**Source document**
# # # # #
My story: (well, one of them) I'll do my best to tell this story as cohesively as possible. Seriously my memories flood my mind like tidal waves. It's been so long that I think I may have forgotten a lot of medical details but the emotions are as fresh as they were 14 years ago!
I knew that my twins would more than likely come early as I'd had a very difficult and complicated pregnancy. Everyday we'd pray for just one more day because each day meant that my babies were bigger and stronger and would have a shorter stay in the NICU. On Sept. 12, 1998 I was 32 weeks pregnant and my water broke in the wee hours of the morning. It was time to go to the hospital, ready or not. One of my babies could not be born vaginally due to her omphalocele (birth defect of the abdominal wall) so an emergency C-section was in order. The operating room was full of doctors and nurses; my doctor and nurse, and a team for each of the babies. At 9:18am my daughter, Megan Mariah, was delivered, I heard a cry and she was whisked away by the NICU team. I barely got a glance of her. Three minutes later, my son, Matthew Vernon came into the world. He cried and the nurse took a moment to put that precious baby up to my face before he was also rushed to NICU. Matthew weighed in at 4 lb, 11 oz and was 17 inches long. Megan weighted 4 lb, 5 oz and was 14 1/2 inches long. After getting to my room from recovery I learned that I would not be able to see my babies for 24 hours because of my C-section. I was devastated! I needed to see my babies and they needed their mommy! To make matters even worse, the omphalocele was much worse than the doctors had thought it would be. Megan was diagnosed with OEIS complex.(We knew at 16 weeks that our baby would be born with a defect) My poor husband had to receive the new of our baby's serious condition on his own. It was so difficult to process all the information we were getting not just for one baby but two. Megan could not breathe on her own and was on a ventilator. Matthew was mostly healthy, he needed some oxygen support, had to learn to suck and gain weight. He did spent about 24 hours on a respirator but that's pretty good for a 32 weeker! I spent 4 days in the hospital. On the day my husband drove me out of that hospital parking lot, I just lost it. I cried huge sobs from the depths of my soul. Not leaving that hospital with my babies was one of the hardest things I ever had to do.
# # # # #
**Given data**
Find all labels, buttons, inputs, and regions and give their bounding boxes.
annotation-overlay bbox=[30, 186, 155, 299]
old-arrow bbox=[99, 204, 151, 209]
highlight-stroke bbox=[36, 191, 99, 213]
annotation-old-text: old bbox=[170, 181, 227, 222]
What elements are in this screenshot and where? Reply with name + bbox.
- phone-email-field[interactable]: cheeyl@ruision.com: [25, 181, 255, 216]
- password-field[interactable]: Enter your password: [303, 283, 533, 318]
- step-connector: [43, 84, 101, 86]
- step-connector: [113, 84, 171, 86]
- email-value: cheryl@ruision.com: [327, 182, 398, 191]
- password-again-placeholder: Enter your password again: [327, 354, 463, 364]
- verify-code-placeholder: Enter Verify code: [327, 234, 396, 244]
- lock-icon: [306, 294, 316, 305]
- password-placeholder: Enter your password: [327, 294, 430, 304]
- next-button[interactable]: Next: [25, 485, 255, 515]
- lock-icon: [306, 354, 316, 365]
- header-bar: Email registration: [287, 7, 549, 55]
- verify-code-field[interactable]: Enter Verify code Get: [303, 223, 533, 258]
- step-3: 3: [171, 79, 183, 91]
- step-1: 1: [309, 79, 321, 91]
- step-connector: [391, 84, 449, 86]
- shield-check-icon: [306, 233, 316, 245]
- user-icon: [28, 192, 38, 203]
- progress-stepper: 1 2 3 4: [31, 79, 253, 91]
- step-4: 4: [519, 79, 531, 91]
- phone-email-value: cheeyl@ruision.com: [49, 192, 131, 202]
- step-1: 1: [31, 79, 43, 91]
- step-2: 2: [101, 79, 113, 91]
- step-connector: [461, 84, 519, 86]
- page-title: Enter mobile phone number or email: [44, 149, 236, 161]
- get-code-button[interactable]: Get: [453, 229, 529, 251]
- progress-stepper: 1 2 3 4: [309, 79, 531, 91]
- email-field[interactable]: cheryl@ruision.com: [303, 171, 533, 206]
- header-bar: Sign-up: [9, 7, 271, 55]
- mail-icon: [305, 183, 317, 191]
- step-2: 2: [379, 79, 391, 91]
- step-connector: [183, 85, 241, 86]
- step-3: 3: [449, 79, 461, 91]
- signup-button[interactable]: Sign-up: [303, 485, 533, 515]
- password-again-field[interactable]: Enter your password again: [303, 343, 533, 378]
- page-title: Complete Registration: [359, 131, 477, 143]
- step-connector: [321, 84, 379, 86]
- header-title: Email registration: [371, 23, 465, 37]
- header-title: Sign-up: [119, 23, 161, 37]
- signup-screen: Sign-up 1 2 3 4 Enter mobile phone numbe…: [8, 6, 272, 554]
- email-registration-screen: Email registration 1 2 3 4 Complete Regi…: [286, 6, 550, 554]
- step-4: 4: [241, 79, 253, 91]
# # # # #
**What is needed**
Answer these questions about the twins' birth story:
1. How many weeks pregnant was the narrator when her water broke?
2. How much did Matthew weigh at birth?
3. How many days did the narrator spend in the hospital?

**Task answer**
1. 32 weeks
2. 4 lb, 11 oz
3. 4 days